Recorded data
>> start

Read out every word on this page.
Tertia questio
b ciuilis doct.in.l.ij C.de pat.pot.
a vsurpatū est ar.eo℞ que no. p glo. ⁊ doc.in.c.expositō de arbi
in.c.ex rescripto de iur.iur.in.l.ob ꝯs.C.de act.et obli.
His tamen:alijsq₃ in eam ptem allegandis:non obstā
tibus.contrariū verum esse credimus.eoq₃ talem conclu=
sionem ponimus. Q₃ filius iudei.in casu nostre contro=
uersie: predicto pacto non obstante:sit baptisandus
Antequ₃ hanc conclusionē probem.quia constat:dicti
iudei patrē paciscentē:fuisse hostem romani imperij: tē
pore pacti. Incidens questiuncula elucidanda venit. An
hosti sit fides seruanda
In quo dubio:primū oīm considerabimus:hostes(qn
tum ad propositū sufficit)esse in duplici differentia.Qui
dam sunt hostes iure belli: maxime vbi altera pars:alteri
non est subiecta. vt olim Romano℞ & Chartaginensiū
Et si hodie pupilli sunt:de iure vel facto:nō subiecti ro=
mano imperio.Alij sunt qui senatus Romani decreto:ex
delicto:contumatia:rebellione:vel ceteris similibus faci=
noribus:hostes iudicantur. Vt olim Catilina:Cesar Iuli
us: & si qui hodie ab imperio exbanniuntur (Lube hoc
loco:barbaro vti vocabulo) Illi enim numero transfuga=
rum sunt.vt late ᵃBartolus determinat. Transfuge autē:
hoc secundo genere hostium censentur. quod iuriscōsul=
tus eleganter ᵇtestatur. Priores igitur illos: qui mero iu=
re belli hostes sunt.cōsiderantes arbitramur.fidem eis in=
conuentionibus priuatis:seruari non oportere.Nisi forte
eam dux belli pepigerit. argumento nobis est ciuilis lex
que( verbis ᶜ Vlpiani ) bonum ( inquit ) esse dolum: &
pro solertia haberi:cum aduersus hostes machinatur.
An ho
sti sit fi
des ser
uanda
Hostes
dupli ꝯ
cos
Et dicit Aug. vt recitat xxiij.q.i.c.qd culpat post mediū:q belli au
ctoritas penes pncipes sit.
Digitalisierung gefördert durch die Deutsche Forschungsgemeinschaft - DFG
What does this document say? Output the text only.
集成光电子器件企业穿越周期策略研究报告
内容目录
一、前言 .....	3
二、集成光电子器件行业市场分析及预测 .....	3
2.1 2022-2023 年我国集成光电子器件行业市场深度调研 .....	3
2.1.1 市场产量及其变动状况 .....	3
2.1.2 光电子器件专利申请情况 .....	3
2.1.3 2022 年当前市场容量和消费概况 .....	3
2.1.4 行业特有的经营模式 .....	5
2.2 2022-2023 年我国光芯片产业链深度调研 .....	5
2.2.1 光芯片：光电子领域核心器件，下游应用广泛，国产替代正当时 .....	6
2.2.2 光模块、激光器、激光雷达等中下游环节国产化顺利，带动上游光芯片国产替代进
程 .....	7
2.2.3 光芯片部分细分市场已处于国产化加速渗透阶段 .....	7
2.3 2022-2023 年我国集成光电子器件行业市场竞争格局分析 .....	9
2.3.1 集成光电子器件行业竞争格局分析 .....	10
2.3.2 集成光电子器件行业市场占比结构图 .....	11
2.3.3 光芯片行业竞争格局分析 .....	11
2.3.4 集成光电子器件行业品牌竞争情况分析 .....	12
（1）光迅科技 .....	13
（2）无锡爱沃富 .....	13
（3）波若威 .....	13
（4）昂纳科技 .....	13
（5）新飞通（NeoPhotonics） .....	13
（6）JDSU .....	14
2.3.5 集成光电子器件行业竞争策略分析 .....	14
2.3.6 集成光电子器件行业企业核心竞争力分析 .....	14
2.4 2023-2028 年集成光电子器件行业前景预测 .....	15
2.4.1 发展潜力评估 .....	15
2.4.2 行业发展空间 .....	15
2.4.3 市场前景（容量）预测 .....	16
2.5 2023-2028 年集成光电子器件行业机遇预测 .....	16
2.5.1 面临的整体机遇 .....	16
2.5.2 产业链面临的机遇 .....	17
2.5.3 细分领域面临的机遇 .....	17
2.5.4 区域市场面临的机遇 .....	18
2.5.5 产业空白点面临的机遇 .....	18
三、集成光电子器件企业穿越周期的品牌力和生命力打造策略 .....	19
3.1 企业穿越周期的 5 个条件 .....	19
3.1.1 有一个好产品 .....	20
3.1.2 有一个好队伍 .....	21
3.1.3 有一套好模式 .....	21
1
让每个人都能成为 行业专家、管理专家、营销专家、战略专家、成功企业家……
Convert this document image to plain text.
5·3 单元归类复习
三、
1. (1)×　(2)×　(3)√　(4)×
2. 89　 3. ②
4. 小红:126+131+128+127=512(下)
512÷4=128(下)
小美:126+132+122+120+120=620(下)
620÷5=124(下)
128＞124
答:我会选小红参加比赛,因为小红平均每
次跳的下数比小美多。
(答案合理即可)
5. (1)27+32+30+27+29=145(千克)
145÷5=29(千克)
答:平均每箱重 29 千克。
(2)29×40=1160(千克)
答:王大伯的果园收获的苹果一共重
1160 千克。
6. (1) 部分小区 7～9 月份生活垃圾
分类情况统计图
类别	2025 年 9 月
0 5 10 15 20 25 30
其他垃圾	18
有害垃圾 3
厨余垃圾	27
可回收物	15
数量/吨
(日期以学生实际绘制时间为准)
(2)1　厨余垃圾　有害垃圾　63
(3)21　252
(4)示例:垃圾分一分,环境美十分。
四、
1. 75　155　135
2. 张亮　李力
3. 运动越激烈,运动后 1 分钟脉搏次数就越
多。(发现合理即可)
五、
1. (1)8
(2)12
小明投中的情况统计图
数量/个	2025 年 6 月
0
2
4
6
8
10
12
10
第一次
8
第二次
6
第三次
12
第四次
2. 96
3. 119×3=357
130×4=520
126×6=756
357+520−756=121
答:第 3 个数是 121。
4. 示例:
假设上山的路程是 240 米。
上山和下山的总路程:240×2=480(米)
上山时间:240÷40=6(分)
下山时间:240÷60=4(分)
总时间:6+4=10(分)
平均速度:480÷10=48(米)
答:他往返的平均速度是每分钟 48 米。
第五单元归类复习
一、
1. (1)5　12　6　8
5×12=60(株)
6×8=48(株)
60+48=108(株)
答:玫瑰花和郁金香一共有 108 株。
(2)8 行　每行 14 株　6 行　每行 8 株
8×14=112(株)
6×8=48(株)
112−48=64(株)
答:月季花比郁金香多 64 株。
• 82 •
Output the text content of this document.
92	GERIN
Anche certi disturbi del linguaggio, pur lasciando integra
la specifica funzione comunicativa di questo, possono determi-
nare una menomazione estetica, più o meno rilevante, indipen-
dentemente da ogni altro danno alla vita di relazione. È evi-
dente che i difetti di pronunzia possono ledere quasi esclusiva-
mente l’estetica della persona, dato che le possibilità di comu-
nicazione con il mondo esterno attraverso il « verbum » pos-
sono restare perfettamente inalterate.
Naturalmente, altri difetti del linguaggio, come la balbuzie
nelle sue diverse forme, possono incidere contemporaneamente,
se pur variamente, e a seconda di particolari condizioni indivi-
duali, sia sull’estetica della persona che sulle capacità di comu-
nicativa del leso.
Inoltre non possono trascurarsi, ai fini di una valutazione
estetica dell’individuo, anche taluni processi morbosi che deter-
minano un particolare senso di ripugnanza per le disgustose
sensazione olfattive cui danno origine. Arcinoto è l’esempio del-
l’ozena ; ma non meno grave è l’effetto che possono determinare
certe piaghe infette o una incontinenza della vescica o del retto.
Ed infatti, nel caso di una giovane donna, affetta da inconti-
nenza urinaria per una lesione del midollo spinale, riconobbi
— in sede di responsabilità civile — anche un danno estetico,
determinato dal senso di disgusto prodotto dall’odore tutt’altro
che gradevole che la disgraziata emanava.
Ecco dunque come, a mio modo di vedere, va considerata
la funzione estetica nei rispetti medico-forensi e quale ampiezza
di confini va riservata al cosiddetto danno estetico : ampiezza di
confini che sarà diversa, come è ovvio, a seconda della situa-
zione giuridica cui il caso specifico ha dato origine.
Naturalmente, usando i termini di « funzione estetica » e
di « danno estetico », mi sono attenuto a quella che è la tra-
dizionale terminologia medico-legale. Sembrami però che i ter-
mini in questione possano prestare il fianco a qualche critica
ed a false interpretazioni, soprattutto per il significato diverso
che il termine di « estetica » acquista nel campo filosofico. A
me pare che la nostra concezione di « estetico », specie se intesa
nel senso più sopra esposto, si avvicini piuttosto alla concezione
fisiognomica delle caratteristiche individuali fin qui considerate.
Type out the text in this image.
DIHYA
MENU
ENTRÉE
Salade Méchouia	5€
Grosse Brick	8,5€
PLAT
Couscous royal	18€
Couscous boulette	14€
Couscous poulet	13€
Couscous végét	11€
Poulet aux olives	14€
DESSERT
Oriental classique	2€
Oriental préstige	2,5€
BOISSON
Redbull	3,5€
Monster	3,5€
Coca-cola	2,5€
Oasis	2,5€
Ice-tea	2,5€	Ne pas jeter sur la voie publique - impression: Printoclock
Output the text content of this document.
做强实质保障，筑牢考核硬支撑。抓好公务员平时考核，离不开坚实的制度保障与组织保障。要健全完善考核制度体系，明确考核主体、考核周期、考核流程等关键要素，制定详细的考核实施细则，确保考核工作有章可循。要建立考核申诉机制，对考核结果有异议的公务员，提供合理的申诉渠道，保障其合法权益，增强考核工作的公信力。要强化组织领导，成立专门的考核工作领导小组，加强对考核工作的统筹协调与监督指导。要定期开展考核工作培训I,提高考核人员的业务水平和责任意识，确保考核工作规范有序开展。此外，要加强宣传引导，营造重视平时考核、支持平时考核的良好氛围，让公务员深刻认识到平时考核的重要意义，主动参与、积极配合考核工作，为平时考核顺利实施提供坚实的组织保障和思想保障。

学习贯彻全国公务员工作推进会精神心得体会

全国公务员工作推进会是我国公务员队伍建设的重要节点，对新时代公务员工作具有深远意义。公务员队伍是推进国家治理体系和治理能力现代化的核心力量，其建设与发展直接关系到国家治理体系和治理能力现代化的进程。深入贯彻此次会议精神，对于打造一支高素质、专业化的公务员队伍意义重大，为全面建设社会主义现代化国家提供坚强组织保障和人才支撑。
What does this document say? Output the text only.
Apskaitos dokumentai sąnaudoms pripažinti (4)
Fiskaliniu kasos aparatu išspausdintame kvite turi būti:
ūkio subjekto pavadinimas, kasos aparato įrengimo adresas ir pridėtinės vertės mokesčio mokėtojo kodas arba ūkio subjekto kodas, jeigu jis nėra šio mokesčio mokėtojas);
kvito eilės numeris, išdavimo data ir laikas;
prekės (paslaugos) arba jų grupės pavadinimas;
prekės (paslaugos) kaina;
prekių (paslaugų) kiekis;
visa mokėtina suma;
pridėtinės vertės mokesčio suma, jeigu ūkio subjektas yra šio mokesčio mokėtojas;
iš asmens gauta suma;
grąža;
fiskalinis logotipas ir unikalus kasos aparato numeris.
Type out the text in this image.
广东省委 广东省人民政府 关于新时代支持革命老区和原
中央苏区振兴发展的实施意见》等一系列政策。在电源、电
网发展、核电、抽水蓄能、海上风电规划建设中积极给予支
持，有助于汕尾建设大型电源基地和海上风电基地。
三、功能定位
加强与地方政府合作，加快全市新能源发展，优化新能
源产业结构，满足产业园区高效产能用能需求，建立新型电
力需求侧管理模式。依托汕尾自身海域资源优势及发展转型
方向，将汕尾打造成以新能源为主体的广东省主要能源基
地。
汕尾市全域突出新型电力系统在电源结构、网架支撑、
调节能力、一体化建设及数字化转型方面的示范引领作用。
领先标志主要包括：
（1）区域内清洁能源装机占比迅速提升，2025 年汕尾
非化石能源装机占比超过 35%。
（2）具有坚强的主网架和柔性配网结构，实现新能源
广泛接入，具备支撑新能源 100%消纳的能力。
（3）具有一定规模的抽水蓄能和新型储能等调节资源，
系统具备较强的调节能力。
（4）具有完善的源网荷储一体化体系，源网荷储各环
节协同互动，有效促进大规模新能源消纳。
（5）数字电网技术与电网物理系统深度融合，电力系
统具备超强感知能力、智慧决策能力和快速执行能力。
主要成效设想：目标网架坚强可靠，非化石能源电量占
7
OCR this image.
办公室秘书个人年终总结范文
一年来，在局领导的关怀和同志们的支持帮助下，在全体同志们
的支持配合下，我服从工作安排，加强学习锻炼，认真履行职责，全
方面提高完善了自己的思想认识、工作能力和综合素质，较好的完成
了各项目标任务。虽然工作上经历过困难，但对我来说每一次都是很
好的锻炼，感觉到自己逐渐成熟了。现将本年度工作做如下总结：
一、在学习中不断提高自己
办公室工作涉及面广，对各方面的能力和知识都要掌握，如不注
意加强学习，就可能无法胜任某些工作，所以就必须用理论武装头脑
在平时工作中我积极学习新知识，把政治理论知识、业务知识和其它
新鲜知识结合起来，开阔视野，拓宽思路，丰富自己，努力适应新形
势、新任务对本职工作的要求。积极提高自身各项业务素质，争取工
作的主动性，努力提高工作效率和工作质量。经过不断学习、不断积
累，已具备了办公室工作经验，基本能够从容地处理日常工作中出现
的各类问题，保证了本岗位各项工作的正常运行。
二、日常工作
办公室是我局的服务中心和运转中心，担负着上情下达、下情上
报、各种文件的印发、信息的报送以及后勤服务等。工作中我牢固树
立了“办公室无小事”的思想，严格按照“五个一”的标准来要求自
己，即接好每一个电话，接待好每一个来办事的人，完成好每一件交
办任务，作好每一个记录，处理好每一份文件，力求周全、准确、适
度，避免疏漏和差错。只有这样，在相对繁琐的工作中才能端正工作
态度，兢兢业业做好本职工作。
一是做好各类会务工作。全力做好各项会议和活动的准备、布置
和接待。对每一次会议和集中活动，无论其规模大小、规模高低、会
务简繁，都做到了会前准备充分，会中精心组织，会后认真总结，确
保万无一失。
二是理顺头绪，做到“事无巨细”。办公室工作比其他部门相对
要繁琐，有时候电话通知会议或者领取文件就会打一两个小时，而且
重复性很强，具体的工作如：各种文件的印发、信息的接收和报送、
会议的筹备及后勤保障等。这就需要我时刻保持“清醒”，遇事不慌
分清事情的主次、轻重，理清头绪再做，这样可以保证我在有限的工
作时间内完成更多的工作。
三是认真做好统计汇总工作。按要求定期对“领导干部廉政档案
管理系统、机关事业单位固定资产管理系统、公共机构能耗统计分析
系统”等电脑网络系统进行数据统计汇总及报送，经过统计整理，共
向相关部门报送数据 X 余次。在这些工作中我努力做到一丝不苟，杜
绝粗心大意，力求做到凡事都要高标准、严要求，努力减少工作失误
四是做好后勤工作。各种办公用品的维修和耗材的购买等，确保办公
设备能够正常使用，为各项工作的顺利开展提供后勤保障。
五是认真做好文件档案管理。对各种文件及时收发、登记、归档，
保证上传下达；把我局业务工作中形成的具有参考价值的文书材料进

>> end

Check each line of the records for the word "come", and show the lines that contain it.

Naturalmente, altri difetti del linguaggio, come la balbuzie
Ecco dunque come, a mio modo di vedere, va considerata
confini che sarà diversa, come è ovvio, a seconda della situa-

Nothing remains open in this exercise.